TASK INSTRUCTIONS: Report the total number of lines that include the string "TEMPERATURE", without any other text.

Data tied to figure images
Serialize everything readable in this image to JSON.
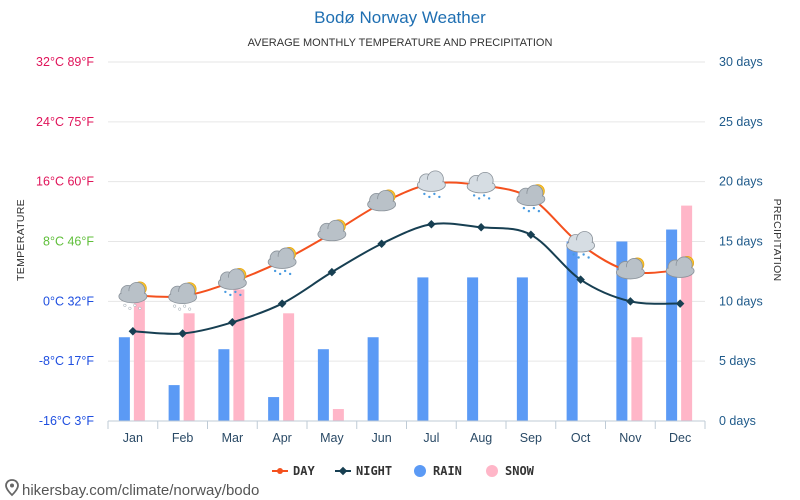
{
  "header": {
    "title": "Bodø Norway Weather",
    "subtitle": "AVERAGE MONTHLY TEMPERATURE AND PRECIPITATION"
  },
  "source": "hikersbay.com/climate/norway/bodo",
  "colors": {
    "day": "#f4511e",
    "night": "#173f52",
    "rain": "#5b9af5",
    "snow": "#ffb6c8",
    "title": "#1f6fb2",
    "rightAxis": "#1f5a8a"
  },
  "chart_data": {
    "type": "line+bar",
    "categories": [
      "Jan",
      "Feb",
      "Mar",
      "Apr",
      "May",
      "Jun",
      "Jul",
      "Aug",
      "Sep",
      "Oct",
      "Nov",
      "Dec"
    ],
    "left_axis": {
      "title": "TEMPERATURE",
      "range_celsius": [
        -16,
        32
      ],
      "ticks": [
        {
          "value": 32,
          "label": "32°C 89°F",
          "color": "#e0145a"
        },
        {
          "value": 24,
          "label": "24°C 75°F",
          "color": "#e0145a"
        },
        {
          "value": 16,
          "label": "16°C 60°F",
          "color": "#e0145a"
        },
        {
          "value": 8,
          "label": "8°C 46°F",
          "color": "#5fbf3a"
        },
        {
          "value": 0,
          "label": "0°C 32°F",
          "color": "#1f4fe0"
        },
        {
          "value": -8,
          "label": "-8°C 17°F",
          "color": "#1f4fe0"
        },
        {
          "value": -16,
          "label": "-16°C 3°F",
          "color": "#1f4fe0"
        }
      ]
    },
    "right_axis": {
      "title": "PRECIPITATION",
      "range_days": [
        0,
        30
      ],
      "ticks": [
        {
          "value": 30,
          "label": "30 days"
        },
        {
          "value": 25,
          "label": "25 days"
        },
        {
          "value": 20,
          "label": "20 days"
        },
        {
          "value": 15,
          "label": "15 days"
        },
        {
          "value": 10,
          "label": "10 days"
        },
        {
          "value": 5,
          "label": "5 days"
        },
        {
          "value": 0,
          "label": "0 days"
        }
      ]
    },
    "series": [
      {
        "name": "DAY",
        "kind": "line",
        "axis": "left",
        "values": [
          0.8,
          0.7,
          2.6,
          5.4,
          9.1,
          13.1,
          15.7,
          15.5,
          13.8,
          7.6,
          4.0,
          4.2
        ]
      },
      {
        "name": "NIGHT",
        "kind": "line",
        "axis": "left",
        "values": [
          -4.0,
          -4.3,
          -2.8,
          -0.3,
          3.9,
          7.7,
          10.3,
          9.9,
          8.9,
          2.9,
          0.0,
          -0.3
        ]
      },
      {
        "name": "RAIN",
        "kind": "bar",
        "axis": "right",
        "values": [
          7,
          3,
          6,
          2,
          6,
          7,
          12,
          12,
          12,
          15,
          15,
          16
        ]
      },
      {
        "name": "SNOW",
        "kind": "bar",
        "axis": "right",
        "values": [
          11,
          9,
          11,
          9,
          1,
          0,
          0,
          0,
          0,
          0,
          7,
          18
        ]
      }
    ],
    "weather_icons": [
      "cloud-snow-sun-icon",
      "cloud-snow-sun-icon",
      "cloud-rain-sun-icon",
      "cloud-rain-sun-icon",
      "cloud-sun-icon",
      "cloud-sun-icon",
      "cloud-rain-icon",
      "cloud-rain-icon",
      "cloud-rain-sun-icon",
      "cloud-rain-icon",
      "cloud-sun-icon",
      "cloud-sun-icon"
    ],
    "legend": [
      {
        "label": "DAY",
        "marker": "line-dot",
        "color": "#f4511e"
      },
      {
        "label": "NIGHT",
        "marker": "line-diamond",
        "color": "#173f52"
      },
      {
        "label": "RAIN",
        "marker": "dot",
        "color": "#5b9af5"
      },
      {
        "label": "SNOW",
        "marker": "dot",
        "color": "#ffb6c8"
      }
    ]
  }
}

* * *

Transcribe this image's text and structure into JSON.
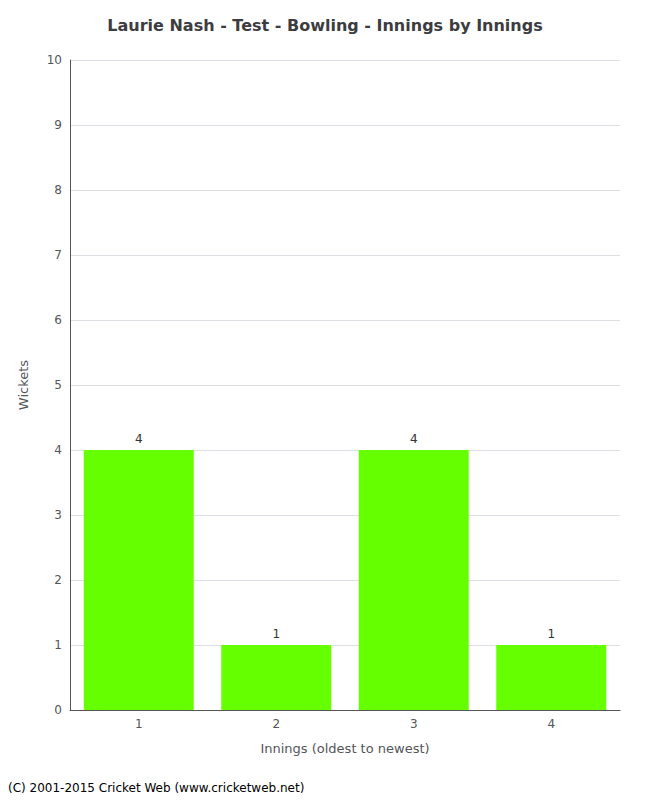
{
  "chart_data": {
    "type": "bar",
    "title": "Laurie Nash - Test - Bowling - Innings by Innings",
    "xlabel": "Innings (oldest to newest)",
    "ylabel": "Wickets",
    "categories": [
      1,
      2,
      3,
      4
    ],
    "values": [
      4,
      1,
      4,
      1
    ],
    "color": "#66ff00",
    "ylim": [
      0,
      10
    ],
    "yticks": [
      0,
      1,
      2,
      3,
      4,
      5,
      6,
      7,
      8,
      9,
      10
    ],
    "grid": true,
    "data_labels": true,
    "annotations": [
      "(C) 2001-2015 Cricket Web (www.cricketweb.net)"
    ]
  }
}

EXERCISE RESPONSE: 2